## Exercise brief
Word for word, transcribe the lines below and drop the pictures.

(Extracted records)
○ ○ ○ ○ ○ ○ ○

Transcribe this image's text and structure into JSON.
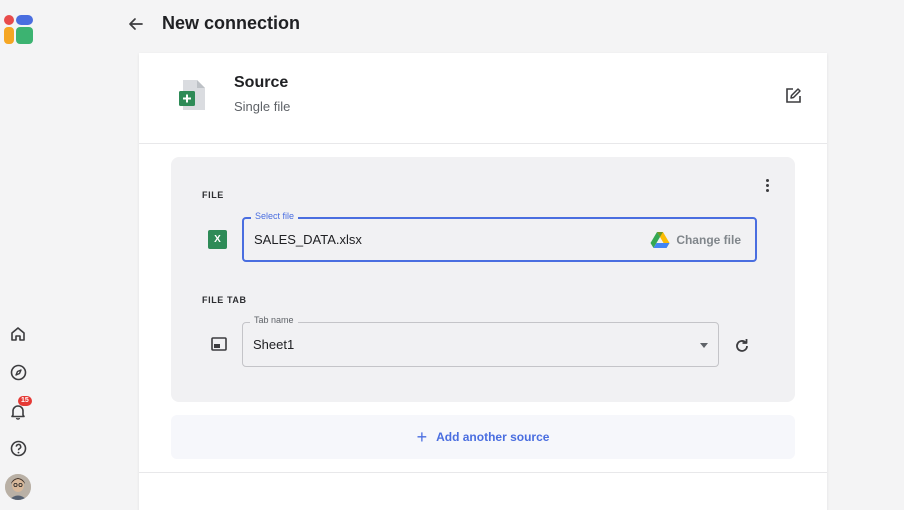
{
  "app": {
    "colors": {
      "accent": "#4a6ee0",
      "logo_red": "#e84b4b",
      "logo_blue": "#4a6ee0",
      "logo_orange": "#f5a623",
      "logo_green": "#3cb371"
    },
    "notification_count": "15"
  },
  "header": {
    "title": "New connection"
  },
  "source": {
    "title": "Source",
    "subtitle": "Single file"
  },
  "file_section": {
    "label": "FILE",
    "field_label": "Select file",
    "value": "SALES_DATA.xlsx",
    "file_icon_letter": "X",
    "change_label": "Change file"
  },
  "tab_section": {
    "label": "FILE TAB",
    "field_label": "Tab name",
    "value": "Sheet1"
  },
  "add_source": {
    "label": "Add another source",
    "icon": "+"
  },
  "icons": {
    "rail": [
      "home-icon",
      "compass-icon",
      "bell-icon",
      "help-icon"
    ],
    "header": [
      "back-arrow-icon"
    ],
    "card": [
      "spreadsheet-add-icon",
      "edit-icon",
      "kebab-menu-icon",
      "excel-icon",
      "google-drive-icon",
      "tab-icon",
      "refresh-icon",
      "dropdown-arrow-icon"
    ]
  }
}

○ ○ ○ ○ ○ ○ ○

## The output
Transcribe this image's text and structure into JSON.
{
  "app": {
    "colors": {
      "accent": "#4a6ee0",
      "logo_red": "#e84b4b",
      "logo_blue": "#4a6ee0",
      "logo_orange": "#f5a623",
      "logo_green": "#3cb371"
    },
    "notification_count": "15"
  },
  "header": {
    "title": "New connection"
  },
  "source": {
    "title": "Source",
    "subtitle": "Single file"
  },
  "file_section": {
    "label": "FILE",
    "field_label": "Select file",
    "value": "SALES_DATA.xlsx",
    "file_icon_letter": "X",
    "change_label": "Change file"
  },
  "tab_section": {
    "label": "FILE TAB",
    "field_label": "Tab name",
    "value": "Sheet1"
  },
  "add_source": {
    "label": "Add another source",
    "icon": "+"
  },
  "icons": {
    "rail": [
      "home-icon",
      "compass-icon",
      "bell-icon",
      "help-icon"
    ],
    "header": [
      "back-arrow-icon"
    ],
    "card": [
      "spreadsheet-add-icon",
      "edit-icon",
      "kebab-menu-icon",
      "excel-icon",
      "google-drive-icon",
      "tab-icon",
      "refresh-icon",
      "dropdown-arrow-icon"
    ]
  }
}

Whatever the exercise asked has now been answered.